## WHAT NEEDS TO BE DONE
All lines holding the word "corridors" should be located in the records and copied.

─── RECORDS TO PROCESS ───

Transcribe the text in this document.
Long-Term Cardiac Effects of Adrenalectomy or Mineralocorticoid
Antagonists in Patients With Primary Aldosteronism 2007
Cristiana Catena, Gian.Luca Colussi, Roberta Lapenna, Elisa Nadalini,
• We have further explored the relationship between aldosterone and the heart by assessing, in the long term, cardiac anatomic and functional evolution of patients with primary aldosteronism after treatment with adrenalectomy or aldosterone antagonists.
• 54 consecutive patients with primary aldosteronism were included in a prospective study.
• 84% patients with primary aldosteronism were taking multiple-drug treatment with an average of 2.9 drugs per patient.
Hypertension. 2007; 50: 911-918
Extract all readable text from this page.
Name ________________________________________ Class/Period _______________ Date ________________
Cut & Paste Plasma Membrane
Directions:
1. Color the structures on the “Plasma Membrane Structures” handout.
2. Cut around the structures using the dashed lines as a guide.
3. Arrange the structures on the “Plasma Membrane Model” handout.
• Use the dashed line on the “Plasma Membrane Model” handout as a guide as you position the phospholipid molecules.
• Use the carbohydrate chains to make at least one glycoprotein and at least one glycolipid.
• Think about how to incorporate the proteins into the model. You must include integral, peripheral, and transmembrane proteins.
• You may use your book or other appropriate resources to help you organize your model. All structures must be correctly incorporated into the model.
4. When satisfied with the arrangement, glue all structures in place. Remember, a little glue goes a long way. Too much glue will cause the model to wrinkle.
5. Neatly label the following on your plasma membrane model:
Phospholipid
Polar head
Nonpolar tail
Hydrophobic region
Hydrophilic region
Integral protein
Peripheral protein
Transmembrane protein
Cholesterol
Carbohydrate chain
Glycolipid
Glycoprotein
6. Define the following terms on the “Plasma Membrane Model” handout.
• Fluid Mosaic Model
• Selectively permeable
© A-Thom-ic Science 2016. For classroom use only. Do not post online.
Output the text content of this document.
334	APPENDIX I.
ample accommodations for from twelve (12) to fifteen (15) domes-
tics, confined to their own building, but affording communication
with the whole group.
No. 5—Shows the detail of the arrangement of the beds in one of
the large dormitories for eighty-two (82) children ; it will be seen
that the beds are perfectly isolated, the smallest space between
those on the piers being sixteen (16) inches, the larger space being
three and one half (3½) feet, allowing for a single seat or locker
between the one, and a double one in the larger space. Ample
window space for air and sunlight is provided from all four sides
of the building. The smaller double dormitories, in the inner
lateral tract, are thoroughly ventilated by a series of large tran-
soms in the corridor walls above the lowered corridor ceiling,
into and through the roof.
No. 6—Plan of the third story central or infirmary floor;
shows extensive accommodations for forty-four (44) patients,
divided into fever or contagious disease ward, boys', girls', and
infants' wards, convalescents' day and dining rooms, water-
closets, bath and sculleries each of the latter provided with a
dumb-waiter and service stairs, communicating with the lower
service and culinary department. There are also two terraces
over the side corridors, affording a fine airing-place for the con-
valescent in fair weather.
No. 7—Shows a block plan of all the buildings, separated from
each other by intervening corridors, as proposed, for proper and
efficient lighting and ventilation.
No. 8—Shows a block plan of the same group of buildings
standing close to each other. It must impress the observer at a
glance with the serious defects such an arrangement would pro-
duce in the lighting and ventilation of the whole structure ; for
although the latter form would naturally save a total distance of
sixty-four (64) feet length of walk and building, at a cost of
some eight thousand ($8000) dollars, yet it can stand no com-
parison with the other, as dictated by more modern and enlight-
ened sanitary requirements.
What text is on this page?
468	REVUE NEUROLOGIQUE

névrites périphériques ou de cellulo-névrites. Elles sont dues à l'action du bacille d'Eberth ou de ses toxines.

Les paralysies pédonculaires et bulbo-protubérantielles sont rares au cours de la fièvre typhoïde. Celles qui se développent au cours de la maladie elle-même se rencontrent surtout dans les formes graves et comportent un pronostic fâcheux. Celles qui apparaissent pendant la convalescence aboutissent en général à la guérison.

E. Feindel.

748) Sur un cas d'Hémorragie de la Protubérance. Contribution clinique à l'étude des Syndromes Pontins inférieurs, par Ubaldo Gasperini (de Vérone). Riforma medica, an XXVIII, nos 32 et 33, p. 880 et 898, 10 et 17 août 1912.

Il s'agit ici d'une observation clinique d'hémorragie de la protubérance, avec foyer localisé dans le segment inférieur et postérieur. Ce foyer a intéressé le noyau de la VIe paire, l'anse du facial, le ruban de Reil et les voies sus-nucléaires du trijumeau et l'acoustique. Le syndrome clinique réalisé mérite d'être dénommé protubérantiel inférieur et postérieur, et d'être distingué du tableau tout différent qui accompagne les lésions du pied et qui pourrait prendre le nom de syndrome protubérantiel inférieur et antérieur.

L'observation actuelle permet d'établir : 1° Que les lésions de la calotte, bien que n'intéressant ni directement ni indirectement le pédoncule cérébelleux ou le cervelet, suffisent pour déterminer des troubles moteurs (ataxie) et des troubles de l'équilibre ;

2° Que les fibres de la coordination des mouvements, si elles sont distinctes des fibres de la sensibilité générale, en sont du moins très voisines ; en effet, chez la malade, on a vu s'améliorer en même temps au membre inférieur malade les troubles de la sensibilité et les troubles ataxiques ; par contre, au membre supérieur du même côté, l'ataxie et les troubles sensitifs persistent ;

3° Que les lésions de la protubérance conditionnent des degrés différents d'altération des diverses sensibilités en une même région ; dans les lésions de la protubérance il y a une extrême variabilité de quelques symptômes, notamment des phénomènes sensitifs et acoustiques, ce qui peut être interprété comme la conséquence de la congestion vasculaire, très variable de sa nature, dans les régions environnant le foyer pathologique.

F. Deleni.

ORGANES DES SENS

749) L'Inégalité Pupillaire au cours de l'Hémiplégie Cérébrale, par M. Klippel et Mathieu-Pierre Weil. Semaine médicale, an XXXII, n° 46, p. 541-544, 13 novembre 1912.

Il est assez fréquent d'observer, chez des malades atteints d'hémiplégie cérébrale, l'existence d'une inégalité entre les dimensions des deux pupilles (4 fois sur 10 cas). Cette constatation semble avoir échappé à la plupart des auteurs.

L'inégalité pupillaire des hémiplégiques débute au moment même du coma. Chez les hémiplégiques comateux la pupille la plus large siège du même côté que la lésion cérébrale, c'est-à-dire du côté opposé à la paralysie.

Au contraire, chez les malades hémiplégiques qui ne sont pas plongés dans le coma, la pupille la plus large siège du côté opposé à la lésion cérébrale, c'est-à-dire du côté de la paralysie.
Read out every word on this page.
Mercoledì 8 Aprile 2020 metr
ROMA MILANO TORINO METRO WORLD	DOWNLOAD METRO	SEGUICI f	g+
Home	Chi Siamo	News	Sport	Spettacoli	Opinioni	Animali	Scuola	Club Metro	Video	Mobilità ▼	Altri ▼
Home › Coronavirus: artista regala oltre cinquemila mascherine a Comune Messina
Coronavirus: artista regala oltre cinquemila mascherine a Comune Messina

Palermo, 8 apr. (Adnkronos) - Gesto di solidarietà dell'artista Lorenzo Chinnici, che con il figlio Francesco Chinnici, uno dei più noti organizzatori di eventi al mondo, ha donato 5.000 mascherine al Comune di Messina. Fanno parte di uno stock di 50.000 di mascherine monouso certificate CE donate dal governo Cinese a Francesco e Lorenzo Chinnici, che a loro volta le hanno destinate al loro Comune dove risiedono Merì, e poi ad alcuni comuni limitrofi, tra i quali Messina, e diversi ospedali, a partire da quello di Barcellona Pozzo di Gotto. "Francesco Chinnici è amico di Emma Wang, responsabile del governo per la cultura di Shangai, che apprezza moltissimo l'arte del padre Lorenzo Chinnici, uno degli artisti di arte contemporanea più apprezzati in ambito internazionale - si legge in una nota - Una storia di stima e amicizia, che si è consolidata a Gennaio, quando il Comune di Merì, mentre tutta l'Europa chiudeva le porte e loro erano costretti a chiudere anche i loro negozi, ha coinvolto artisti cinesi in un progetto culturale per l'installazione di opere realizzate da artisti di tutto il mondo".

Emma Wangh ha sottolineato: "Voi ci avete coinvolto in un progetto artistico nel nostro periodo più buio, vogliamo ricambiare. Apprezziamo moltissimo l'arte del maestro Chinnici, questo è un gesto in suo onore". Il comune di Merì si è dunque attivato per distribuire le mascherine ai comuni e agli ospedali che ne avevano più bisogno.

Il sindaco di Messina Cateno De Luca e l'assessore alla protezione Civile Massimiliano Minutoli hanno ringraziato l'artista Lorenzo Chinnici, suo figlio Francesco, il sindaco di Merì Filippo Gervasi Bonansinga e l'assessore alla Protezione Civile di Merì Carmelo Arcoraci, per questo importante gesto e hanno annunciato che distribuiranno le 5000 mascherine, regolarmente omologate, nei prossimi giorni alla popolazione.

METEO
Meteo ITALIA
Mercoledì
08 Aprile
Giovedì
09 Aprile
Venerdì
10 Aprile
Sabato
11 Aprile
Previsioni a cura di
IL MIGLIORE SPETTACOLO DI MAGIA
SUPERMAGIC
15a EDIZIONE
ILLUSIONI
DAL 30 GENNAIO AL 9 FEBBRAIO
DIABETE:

───

## ANSWER TO THE EXERCISE
over the side corridors, affording a fine airing-place for the con-
each other by intervening corridors, as proposed, for proper and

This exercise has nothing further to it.